--- START OF DATA FOR THIS TASK ---

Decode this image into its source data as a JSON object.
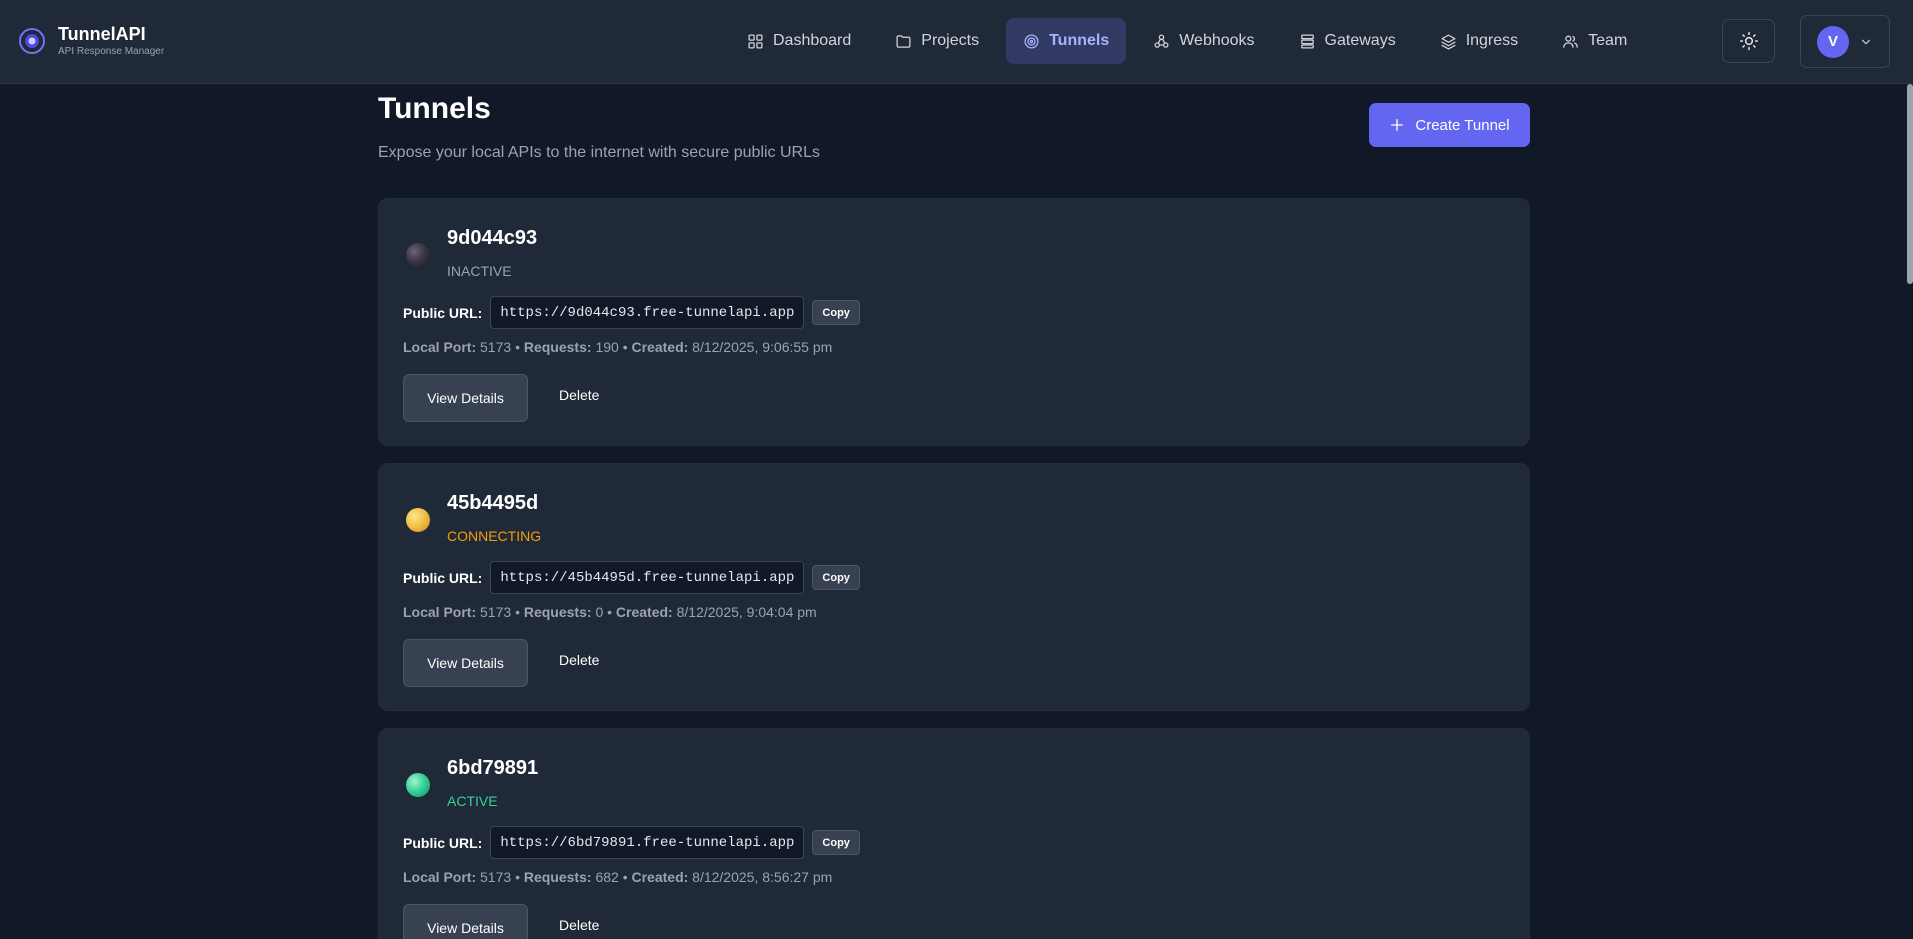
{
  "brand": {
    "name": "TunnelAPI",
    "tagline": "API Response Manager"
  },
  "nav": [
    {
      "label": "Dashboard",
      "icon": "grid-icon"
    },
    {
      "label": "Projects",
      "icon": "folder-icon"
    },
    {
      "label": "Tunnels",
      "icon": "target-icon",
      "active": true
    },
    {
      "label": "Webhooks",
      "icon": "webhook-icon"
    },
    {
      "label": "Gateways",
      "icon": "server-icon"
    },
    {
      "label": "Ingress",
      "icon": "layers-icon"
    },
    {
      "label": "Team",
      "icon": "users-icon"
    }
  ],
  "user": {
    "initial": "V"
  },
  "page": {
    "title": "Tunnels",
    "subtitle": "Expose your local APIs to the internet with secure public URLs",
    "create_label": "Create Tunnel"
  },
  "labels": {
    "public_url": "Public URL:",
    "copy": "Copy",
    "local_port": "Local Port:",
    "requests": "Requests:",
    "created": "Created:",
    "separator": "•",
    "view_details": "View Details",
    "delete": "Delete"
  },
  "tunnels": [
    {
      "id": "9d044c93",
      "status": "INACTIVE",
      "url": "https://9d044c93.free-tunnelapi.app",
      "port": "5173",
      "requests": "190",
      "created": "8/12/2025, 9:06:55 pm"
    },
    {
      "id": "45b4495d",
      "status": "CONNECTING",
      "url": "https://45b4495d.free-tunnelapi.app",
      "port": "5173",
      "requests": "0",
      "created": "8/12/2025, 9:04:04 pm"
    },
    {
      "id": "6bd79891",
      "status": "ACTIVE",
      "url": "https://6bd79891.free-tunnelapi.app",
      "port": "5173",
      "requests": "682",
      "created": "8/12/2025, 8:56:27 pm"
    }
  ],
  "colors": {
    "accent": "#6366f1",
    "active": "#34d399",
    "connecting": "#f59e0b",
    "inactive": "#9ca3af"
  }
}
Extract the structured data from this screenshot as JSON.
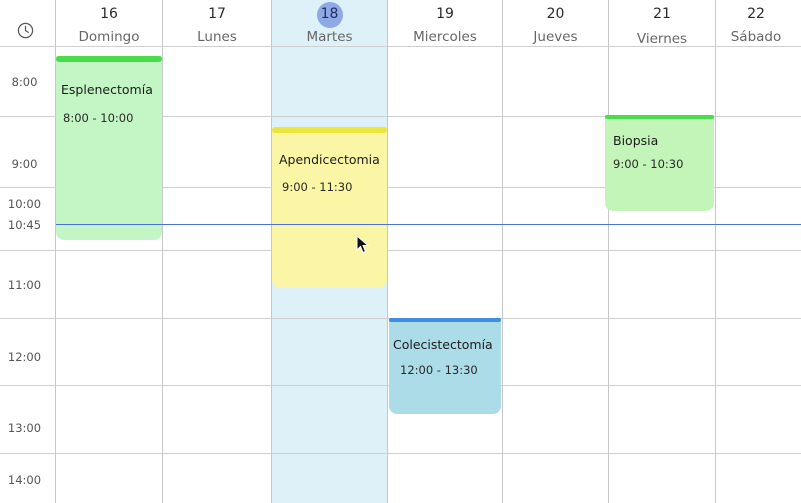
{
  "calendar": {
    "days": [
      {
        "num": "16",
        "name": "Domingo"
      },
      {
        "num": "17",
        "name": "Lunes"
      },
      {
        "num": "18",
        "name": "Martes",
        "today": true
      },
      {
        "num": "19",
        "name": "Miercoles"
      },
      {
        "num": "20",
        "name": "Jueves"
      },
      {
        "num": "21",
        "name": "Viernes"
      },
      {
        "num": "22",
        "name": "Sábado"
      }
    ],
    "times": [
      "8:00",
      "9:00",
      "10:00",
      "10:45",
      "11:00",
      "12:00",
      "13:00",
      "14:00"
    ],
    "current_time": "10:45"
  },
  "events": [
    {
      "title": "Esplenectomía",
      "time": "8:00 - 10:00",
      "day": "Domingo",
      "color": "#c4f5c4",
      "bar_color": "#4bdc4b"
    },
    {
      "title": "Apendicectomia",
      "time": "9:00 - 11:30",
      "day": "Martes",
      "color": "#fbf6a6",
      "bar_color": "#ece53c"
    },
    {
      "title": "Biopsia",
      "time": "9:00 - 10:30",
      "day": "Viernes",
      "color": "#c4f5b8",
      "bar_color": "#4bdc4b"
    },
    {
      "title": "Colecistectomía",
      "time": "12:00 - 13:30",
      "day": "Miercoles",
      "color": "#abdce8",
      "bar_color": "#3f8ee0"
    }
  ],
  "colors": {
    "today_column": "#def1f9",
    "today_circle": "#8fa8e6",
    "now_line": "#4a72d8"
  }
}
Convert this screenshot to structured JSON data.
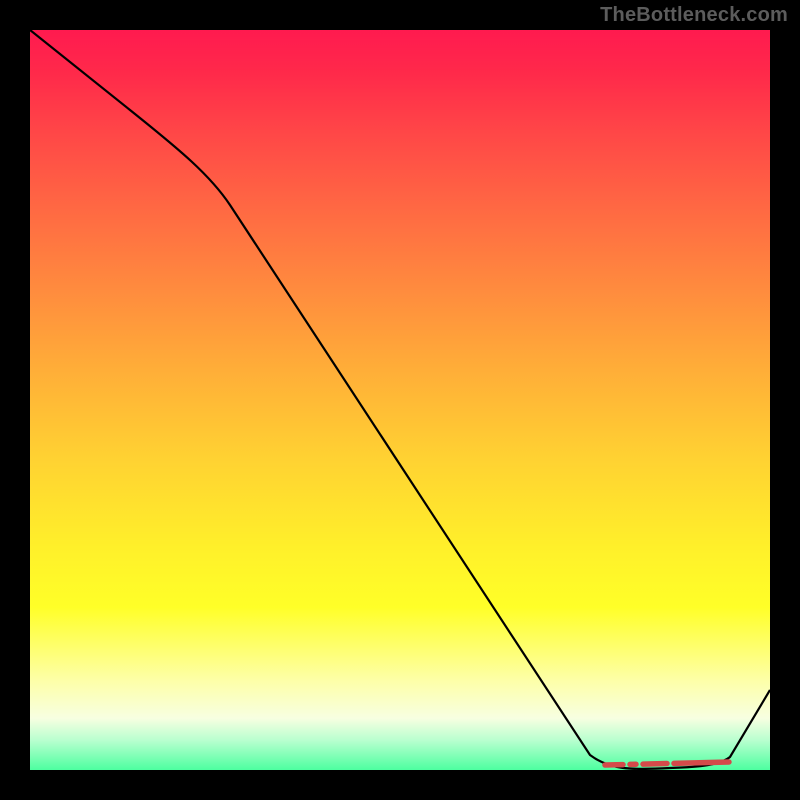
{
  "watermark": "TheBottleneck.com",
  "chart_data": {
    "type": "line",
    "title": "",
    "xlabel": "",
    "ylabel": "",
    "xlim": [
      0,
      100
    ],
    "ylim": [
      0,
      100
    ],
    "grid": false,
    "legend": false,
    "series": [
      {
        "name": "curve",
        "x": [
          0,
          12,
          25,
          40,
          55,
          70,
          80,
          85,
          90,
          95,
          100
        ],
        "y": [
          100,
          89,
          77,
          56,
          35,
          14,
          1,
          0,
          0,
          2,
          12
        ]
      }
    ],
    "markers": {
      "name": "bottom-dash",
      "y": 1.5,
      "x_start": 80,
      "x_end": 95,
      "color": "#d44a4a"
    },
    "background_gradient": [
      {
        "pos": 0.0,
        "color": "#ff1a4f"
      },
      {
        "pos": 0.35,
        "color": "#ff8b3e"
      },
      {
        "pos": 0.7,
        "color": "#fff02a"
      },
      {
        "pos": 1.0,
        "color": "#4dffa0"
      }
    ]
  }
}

--- END OF DATA FOR THIS TASK ---

YOUR OBJECTIVE:
Without including any picture, retype the entries exactly.

FINISHED TASK:
Decode this image into its source data as a JSON object.
{
  "brand": {
    "name": "TunnelAPI",
    "tagline": "API Response Manager"
  },
  "nav": [
    {
      "label": "Dashboard",
      "icon": "grid-icon"
    },
    {
      "label": "Projects",
      "icon": "folder-icon"
    },
    {
      "label": "Tunnels",
      "icon": "target-icon",
      "active": true
    },
    {
      "label": "Webhooks",
      "icon": "webhook-icon"
    },
    {
      "label": "Gateways",
      "icon": "server-icon"
    },
    {
      "label": "Ingress",
      "icon": "layers-icon"
    },
    {
      "label": "Team",
      "icon": "users-icon"
    }
  ],
  "user": {
    "initial": "V"
  },
  "page": {
    "title": "Tunnels",
    "subtitle": "Expose your local APIs to the internet with secure public URLs",
    "create_label": "Create Tunnel"
  },
  "labels": {
    "public_url": "Public URL:",
    "copy": "Copy",
    "local_port": "Local Port:",
    "requests": "Requests:",
    "created": "Created:",
    "separator": "•",
    "view_details": "View Details",
    "delete": "Delete"
  },
  "tunnels": [
    {
      "id": "9d044c93",
      "status": "INACTIVE",
      "url": "https://9d044c93.free-tunnelapi.app",
      "port": "5173",
      "requests": "190",
      "created": "8/12/2025, 9:06:55 pm"
    },
    {
      "id": "45b4495d",
      "status": "CONNECTING",
      "url": "https://45b4495d.free-tunnelapi.app",
      "port": "5173",
      "requests": "0",
      "created": "8/12/2025, 9:04:04 pm"
    },
    {
      "id": "6bd79891",
      "status": "ACTIVE",
      "url": "https://6bd79891.free-tunnelapi.app",
      "port": "5173",
      "requests": "682",
      "created": "8/12/2025, 8:56:27 pm"
    }
  ],
  "colors": {
    "accent": "#6366f1",
    "active": "#34d399",
    "connecting": "#f59e0b",
    "inactive": "#9ca3af"
  }
}
Extract the structured data from this screenshot as JSON.
{
  "calendar": {
    "days": [
      {
        "num": "16",
        "name": "Domingo"
      },
      {
        "num": "17",
        "name": "Lunes"
      },
      {
        "num": "18",
        "name": "Martes",
        "today": true
      },
      {
        "num": "19",
        "name": "Miercoles"
      },
      {
        "num": "20",
        "name": "Jueves"
      },
      {
        "num": "21",
        "name": "Viernes"
      },
      {
        "num": "22",
        "name": "Sábado"
      }
    ],
    "times": [
      "8:00",
      "9:00",
      "10:00",
      "10:45",
      "11:00",
      "12:00",
      "13:00",
      "14:00"
    ],
    "current_time": "10:45"
  },
  "events": [
    {
      "title": "Esplenectomía",
      "time": "8:00 - 10:00",
      "day": "Domingo",
      "color": "#c4f5c4",
      "bar_color": "#4bdc4b"
    },
    {
      "title": "Apendicectomia",
      "time": "9:00 - 11:30",
      "day": "Martes",
      "color": "#fbf6a6",
      "bar_color": "#ece53c"
    },
    {
      "title": "Biopsia",
      "time": "9:00 - 10:30",
      "day": "Viernes",
      "color": "#c4f5b8",
      "bar_color": "#4bdc4b"
    },
    {
      "title": "Colecistectomía",
      "time": "12:00 - 13:30",
      "day": "Miercoles",
      "color": "#abdce8",
      "bar_color": "#3f8ee0"
    }
  ],
  "colors": {
    "today_column": "#def1f9",
    "today_circle": "#8fa8e6",
    "now_line": "#4a72d8"
  }
}
Convert this screenshot to structured JSON data.
{
  "watermark": "TheBottleneck.com",
  "chart_data": {
    "type": "line",
    "title": "",
    "xlabel": "",
    "ylabel": "",
    "xlim": [
      0,
      100
    ],
    "ylim": [
      0,
      100
    ],
    "grid": false,
    "legend": false,
    "series": [
      {
        "name": "curve",
        "x": [
          0,
          12,
          25,
          40,
          55,
          70,
          80,
          85,
          90,
          95,
          100
        ],
        "y": [
          100,
          89,
          77,
          56,
          35,
          14,
          1,
          0,
          0,
          2,
          12
        ]
      }
    ],
    "markers": {
      "name": "bottom-dash",
      "y": 1.5,
      "x_start": 80,
      "x_end": 95,
      "color": "#d44a4a"
    },
    "background_gradient": [
      {
        "pos": 0.0,
        "color": "#ff1a4f"
      },
      {
        "pos": 0.35,
        "color": "#ff8b3e"
      },
      {
        "pos": 0.7,
        "color": "#fff02a"
      },
      {
        "pos": 1.0,
        "color": "#4dffa0"
      }
    ]
  }
}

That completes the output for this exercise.